TASK GOAL
Starting at the row that contains "status-header: Hiện trạng [319, 34, 608, 65]" and ending at the row that contains "legal-purpose: - Mục", write out those rows again with "Tờ bản đồ số" swapped for "Số tờ bản đồ", leaving everything else unchanged.

-------- SOURCE RECORDS

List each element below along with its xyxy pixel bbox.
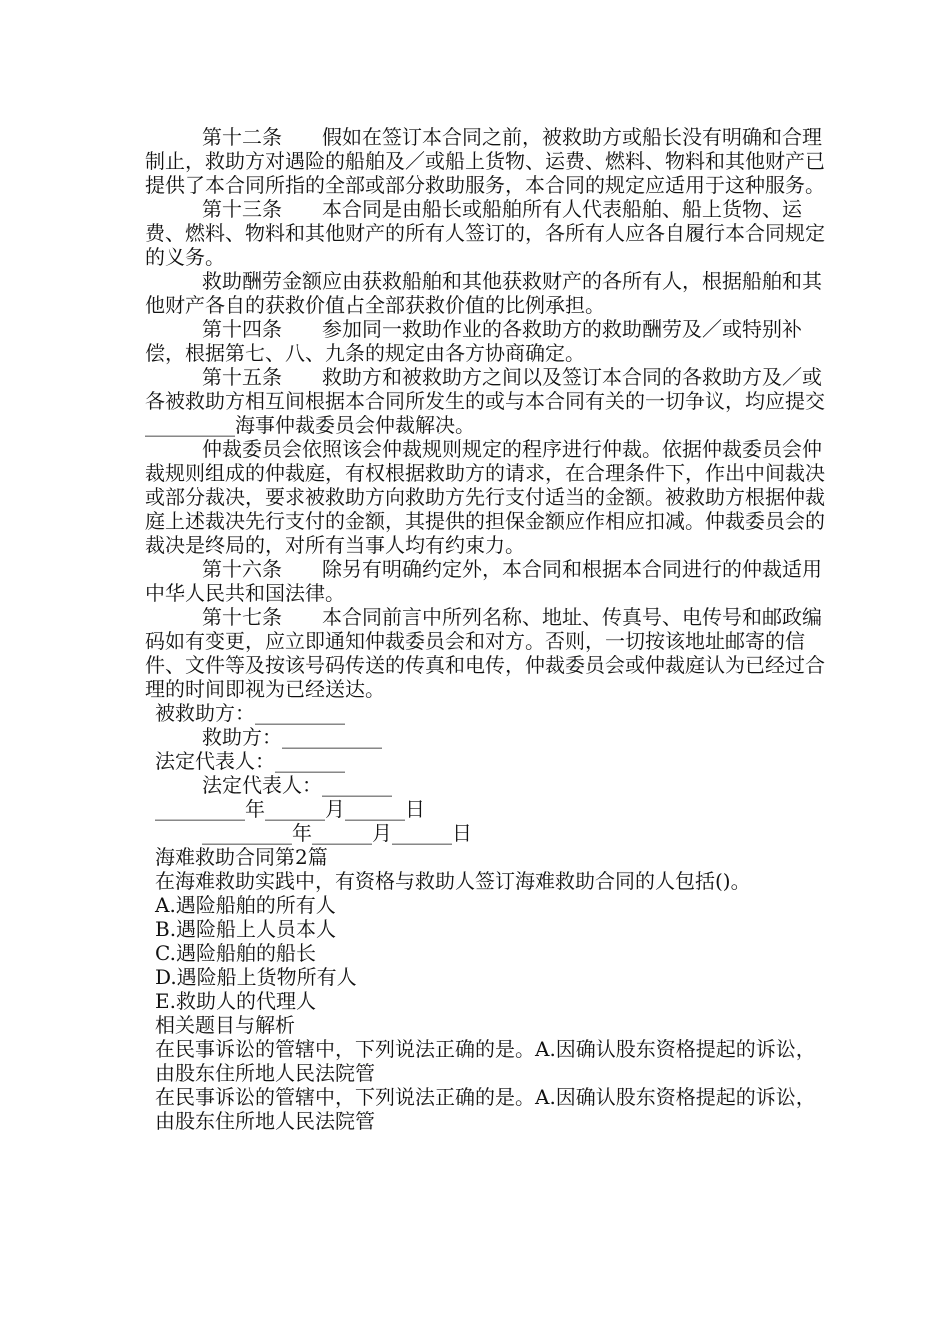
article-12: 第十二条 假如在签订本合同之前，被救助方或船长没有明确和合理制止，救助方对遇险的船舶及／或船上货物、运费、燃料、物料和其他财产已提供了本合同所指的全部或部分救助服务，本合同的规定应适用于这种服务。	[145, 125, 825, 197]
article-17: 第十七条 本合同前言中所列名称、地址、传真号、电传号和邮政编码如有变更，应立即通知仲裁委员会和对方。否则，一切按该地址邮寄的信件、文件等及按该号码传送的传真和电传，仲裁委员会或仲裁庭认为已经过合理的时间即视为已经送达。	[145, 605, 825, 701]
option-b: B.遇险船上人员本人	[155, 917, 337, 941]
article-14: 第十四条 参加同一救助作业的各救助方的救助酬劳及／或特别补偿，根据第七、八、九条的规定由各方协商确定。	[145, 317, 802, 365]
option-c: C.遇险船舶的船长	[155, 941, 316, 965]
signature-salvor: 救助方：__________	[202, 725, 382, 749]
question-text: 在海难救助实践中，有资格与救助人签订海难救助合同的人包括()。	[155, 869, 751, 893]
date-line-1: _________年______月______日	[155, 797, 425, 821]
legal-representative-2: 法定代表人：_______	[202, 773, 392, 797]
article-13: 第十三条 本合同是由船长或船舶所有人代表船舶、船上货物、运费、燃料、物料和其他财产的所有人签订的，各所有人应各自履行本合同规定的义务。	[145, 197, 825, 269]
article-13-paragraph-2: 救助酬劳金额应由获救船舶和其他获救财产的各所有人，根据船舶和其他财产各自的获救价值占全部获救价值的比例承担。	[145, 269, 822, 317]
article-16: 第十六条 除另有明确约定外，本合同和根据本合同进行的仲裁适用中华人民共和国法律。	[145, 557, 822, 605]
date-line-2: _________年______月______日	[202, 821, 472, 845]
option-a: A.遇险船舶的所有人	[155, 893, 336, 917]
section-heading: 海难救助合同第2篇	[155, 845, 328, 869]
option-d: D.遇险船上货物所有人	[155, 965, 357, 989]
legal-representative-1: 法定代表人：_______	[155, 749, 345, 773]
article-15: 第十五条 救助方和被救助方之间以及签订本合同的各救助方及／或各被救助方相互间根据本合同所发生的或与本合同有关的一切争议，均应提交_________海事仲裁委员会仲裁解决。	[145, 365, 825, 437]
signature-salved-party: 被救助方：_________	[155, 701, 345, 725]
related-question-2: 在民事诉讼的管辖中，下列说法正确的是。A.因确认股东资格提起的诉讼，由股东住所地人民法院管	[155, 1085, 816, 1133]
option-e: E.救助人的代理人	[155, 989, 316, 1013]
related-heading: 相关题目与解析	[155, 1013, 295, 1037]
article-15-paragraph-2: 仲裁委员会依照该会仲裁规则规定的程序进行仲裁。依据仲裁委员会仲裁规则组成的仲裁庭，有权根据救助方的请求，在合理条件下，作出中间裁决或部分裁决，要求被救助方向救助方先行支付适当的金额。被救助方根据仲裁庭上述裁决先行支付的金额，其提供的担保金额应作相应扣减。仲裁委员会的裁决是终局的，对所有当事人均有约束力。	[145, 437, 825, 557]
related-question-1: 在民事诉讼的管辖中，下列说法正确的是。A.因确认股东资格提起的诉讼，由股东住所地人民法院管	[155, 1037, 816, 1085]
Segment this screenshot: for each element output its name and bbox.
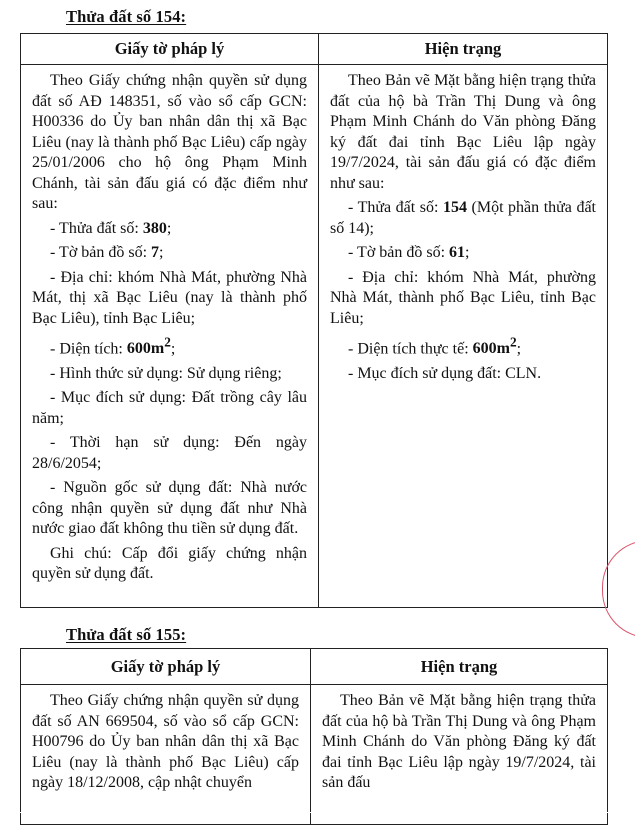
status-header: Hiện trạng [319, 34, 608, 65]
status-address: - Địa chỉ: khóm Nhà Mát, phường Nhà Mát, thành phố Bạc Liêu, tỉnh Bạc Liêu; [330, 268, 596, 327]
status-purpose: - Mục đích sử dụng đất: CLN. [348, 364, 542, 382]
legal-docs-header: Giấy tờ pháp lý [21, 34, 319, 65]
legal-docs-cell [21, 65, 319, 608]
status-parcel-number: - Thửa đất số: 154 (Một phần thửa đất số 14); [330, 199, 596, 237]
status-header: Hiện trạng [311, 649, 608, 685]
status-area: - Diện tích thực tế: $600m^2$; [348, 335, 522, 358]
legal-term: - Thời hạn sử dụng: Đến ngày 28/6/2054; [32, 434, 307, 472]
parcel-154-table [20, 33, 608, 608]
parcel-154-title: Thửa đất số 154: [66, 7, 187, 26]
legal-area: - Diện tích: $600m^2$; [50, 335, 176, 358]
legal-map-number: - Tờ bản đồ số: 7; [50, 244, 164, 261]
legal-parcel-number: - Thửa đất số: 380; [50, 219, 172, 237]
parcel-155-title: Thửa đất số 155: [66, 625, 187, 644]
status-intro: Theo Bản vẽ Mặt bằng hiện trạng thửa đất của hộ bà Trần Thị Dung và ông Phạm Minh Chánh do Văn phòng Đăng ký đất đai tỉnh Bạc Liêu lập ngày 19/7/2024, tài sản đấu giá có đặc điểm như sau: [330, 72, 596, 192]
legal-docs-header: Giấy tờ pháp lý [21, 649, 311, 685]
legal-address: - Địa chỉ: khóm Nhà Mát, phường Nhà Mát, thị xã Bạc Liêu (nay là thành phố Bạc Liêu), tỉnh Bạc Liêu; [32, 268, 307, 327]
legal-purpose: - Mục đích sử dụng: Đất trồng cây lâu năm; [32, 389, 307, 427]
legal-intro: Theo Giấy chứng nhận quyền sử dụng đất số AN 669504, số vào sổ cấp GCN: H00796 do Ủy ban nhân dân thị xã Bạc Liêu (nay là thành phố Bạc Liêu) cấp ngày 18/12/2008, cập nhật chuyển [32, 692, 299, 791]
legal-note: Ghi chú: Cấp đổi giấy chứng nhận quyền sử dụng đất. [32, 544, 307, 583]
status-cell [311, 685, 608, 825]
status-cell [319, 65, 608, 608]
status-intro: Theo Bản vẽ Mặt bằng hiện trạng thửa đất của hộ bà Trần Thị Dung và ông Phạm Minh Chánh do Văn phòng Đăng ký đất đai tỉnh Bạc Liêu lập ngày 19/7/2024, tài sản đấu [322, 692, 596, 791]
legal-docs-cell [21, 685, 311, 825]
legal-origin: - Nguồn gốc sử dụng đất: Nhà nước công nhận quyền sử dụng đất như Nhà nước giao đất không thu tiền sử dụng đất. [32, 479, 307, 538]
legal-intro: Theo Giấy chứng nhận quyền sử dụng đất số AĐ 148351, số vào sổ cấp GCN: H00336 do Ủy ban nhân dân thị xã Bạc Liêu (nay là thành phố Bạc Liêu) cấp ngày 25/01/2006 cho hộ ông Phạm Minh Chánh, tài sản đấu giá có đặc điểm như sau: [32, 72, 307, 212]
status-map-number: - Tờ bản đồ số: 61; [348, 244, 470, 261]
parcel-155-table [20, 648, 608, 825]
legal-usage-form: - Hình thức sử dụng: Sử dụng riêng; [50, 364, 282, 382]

----------------
-------- SOURCE RECORDS

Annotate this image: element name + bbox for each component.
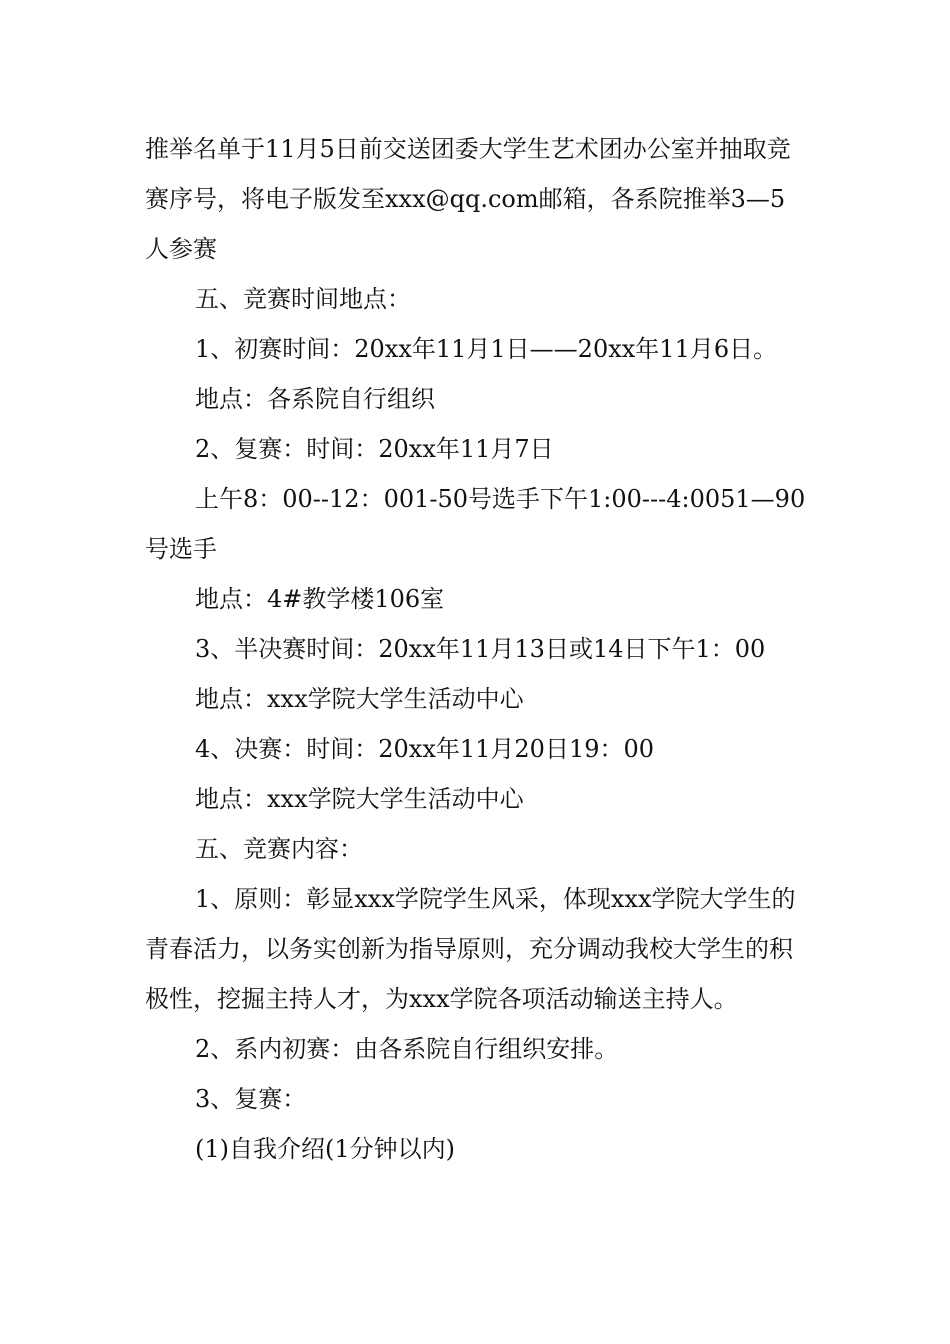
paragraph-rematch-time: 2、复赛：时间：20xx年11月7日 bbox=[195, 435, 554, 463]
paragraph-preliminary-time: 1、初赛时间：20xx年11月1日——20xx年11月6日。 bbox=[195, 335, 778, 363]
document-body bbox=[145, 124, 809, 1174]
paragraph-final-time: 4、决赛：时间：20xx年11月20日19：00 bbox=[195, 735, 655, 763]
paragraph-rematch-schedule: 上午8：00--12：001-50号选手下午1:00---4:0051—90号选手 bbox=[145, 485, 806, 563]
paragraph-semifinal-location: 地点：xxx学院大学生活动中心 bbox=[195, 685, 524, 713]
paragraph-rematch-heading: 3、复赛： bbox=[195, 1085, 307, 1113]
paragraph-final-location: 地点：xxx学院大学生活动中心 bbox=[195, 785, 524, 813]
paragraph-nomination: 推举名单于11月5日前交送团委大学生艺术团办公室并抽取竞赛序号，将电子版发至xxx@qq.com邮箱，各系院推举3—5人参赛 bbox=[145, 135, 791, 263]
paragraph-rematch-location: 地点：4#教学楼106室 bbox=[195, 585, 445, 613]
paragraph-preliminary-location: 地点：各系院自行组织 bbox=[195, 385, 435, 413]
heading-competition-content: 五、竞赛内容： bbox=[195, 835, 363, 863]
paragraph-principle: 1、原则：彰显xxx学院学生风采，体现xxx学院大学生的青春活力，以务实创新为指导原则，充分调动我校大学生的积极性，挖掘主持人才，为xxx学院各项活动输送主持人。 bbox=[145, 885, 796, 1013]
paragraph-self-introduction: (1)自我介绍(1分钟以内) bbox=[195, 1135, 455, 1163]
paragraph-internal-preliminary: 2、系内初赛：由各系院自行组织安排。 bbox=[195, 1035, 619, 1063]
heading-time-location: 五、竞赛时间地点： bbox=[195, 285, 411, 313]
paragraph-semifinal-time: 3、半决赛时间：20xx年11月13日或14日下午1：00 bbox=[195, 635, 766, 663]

----------------
-------- SOURCE RECORDS

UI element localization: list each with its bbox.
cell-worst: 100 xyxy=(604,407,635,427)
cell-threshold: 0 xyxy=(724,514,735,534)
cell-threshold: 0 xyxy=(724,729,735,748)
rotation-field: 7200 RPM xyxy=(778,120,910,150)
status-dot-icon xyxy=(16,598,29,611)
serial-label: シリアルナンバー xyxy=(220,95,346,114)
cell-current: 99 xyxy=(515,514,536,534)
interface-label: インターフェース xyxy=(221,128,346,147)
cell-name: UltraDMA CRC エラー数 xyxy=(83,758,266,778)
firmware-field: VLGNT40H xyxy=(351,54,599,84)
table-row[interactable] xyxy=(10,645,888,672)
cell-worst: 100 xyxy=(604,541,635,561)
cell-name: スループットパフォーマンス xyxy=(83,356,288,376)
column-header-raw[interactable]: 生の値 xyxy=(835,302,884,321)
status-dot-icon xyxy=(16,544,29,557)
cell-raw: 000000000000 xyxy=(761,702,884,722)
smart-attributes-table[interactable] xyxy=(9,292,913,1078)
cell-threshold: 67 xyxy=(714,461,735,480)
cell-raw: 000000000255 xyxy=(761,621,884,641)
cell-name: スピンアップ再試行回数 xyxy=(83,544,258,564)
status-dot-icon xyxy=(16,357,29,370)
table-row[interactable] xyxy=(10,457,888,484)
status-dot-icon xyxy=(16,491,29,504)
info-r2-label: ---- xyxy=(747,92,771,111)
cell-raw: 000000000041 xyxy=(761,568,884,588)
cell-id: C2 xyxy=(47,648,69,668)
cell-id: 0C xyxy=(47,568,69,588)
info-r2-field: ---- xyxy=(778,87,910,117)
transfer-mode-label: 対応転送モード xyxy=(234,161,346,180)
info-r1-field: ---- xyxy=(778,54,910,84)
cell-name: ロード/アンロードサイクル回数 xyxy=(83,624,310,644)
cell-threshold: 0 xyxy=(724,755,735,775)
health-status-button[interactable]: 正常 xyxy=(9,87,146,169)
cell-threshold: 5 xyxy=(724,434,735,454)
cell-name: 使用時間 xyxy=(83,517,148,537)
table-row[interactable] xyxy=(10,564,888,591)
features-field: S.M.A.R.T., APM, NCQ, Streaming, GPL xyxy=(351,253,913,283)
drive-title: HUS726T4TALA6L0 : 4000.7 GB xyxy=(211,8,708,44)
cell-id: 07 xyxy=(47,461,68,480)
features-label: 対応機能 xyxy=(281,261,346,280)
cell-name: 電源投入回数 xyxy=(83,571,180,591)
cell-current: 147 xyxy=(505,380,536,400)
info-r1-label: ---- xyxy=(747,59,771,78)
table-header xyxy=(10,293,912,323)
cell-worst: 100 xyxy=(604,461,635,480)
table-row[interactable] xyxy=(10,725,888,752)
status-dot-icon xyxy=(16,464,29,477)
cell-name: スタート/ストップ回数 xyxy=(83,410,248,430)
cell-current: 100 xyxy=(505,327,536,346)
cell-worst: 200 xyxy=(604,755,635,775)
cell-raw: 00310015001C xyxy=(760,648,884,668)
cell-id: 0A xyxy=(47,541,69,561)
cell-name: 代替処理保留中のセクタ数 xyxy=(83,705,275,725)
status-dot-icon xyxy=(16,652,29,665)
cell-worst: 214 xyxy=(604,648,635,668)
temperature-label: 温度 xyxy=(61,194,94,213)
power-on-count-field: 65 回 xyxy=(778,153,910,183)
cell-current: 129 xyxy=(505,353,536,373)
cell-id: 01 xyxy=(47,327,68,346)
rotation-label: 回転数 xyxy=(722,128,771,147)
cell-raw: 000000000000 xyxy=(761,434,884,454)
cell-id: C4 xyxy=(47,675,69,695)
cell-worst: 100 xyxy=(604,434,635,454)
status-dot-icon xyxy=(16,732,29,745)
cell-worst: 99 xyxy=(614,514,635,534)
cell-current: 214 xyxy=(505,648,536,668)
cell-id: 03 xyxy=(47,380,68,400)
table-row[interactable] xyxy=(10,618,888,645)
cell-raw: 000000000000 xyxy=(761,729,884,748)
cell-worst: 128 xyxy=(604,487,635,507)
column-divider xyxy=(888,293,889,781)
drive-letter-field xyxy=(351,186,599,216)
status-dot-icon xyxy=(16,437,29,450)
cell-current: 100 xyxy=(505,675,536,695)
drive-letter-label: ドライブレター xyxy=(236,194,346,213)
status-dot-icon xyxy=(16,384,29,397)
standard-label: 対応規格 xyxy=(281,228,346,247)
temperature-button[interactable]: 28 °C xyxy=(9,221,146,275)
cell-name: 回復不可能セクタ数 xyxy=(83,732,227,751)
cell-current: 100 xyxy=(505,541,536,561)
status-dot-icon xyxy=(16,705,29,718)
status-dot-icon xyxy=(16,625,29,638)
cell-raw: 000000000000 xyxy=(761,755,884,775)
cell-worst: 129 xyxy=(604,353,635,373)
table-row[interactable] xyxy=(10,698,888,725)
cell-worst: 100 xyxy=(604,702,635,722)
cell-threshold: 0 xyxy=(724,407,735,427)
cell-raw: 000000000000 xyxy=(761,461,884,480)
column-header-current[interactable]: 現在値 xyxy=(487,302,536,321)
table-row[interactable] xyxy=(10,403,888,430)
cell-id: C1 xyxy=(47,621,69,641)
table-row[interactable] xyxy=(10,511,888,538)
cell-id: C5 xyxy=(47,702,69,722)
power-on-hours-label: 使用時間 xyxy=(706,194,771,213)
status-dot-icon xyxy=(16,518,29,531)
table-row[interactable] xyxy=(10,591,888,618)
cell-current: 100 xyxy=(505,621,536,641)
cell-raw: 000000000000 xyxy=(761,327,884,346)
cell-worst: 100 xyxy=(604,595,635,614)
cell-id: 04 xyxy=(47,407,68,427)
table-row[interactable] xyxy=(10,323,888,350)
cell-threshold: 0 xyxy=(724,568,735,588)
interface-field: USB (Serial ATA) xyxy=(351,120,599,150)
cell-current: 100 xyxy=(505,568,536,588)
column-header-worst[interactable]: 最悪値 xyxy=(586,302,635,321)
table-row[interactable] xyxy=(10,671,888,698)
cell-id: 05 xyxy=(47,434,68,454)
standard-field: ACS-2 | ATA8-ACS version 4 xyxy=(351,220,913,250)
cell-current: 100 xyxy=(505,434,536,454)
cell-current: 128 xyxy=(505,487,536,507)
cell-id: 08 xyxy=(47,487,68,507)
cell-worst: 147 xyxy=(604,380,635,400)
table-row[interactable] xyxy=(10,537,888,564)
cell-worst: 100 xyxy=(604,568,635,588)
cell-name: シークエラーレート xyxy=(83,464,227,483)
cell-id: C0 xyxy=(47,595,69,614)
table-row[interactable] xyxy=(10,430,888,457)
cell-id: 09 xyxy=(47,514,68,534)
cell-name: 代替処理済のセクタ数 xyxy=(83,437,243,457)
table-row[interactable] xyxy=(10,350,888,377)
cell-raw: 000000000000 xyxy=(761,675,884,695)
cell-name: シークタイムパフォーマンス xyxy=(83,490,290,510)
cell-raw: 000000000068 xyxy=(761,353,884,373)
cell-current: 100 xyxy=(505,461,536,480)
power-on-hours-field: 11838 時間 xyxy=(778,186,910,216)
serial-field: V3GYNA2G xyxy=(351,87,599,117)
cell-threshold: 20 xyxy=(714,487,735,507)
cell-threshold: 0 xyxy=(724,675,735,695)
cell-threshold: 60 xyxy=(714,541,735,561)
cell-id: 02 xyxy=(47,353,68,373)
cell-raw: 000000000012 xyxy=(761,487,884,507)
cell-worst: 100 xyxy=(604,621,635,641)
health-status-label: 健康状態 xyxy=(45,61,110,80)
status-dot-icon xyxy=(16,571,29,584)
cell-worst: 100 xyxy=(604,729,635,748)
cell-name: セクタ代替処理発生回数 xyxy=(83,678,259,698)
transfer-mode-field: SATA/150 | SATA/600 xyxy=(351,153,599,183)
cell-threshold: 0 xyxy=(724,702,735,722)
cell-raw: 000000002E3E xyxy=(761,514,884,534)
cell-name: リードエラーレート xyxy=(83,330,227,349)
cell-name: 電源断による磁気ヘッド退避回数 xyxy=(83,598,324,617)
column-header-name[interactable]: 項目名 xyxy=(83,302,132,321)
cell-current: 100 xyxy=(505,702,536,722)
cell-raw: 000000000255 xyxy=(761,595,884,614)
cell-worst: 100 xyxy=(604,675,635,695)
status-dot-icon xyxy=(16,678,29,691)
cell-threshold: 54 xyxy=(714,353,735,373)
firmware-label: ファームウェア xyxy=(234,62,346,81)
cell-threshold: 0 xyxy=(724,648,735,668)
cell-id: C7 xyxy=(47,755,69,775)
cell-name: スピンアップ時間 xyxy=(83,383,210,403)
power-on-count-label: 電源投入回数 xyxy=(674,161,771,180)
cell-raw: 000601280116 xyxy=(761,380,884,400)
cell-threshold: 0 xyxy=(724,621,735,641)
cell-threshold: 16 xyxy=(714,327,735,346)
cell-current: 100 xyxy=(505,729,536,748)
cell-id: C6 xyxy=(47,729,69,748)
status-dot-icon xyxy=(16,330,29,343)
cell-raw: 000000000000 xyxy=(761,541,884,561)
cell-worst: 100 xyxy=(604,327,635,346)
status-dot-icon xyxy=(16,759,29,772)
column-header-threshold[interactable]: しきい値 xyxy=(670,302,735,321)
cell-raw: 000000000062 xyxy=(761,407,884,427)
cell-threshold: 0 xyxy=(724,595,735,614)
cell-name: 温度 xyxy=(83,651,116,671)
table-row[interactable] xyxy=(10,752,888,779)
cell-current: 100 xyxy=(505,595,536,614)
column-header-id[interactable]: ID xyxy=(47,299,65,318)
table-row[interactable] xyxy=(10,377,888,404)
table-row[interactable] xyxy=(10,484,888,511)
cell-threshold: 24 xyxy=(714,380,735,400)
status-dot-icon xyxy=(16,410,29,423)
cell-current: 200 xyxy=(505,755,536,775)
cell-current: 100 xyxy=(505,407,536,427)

----------------

RESPONSE TO THIS TASK
status-header: Hiện trạng [319, 34, 608, 65]
status-address: - Địa chỉ: khóm Nhà Mát, phường Nhà Mát, thành phố Bạc Liêu, tỉnh Bạc Liêu; [330, 268, 596, 327]
status-purpose: - Mục đích sử dụng đất: CLN. [348, 364, 542, 382]
legal-docs-header: Giấy tờ pháp lý [21, 34, 319, 65]
legal-docs-cell [21, 65, 319, 608]
status-parcel-number: - Thửa đất số: 154 (Một phần thửa đất số 14); [330, 199, 596, 237]
status-header: Hiện trạng [311, 649, 608, 685]
status-area: - Diện tích thực tế: $600m^2$; [348, 335, 522, 358]
legal-term: - Thời hạn sử dụng: Đến ngày 28/6/2054; [32, 434, 307, 472]
parcel-154-table [20, 33, 608, 608]
parcel-154-title: Thửa đất số 154: [66, 7, 187, 26]
legal-area: - Diện tích: $600m^2$; [50, 335, 176, 358]
legal-map-number: - Số tờ bản đồ: 7; [50, 244, 164, 261]
legal-parcel-number: - Thửa đất số: 380; [50, 219, 172, 237]
parcel-155-title: Thửa đất số 155: [66, 625, 187, 644]
status-intro: Theo Bản vẽ Mặt bằng hiện trạng thửa đất của hộ bà Trần Thị Dung và ông Phạm Minh Chánh do Văn phòng Đăng ký đất đai tỉnh Bạc Liêu lập ngày 19/7/2024, tài sản đấu giá có đặc điểm như sau: [330, 72, 596, 192]
legal-docs-header: Giấy tờ pháp lý [21, 649, 311, 685]
legal-address: - Địa chỉ: khóm Nhà Mát, phường Nhà Mát, thị xã Bạc Liêu (nay là thành phố Bạc Liêu), tỉnh Bạc Liêu; [32, 268, 307, 327]
legal-purpose: - Mục đích sử dụng: Đất trồng cây lâu năm; [32, 389, 307, 427]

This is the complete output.